— Start of Data section —
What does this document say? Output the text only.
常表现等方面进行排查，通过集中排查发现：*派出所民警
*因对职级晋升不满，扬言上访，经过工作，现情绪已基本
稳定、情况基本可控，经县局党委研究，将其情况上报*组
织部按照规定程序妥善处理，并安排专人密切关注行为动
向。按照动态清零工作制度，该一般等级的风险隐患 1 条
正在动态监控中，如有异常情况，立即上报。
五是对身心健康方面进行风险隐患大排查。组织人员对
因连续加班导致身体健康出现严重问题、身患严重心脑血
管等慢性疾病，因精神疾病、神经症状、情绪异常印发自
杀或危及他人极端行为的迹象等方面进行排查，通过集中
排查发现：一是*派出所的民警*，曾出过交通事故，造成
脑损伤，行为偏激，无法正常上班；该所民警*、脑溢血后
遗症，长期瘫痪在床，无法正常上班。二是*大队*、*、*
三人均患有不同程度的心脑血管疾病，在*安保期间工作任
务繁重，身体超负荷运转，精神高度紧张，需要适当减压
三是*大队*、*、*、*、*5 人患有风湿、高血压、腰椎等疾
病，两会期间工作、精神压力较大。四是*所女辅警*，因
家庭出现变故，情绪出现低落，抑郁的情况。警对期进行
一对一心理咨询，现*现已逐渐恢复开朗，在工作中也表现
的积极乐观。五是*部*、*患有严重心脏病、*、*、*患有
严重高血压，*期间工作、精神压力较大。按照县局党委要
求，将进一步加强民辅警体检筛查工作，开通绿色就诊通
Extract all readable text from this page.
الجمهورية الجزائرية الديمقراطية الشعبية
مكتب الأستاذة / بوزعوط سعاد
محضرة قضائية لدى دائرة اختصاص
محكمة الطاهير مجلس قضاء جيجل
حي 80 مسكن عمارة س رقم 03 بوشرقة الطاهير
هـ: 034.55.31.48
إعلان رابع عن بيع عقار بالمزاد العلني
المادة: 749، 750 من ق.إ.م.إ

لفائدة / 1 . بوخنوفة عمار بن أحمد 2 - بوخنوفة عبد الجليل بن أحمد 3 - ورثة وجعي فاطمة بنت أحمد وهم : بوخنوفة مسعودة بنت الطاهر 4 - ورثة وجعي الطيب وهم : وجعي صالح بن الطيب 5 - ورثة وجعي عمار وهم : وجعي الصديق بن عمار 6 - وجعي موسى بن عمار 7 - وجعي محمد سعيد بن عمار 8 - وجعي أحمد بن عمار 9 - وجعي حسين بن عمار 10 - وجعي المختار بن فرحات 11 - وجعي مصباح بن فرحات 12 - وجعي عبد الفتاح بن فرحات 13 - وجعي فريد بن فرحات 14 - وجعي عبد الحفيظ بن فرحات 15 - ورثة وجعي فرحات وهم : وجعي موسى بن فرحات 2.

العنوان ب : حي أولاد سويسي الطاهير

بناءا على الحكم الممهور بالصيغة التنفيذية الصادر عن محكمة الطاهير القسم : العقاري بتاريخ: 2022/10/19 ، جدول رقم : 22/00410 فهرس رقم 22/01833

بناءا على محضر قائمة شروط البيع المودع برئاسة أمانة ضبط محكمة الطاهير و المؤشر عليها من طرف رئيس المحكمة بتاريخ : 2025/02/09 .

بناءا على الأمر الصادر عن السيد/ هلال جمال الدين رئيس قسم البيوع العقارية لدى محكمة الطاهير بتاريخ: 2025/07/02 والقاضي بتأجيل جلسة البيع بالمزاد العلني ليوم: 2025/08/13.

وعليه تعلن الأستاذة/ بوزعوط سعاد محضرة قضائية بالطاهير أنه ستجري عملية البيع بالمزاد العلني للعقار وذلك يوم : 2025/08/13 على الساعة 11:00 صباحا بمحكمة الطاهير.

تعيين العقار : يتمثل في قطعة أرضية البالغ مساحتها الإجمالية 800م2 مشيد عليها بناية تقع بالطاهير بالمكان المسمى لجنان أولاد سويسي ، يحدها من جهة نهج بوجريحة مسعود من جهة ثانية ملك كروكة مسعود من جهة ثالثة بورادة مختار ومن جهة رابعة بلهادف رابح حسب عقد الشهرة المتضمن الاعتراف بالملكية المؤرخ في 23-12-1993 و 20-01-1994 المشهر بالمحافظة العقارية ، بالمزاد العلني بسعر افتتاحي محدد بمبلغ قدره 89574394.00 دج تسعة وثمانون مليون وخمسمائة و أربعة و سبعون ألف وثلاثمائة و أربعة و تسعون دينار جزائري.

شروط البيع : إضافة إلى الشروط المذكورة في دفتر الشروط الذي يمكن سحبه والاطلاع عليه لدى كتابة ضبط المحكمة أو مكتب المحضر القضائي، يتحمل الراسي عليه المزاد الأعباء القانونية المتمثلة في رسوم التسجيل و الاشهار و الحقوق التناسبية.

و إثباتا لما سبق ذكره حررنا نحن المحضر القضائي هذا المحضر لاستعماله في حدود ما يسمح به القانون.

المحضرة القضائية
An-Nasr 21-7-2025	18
— End of Data section —
▶ [Task] Take every line above carrying "الصادر" and return it.

▶ [Exercise response]
بناءا على الحكم الممهور بالصيغة التنفيذية الصادر عن محكمة الطاهير القسم : العقاري بتاريخ: 2022/10/19 ، جدول رقم : 22/00410 فهرس رقم 22/01833
بناءا على الأمر الصادر عن السيد/ هلال جمال الدين رئيس قسم البيوع العقارية لدى محكمة الطاهير بتاريخ: 2025/07/02 والقاضي بتأجيل جلسة البيع بالمزاد العلني ليوم: 2025/08/13.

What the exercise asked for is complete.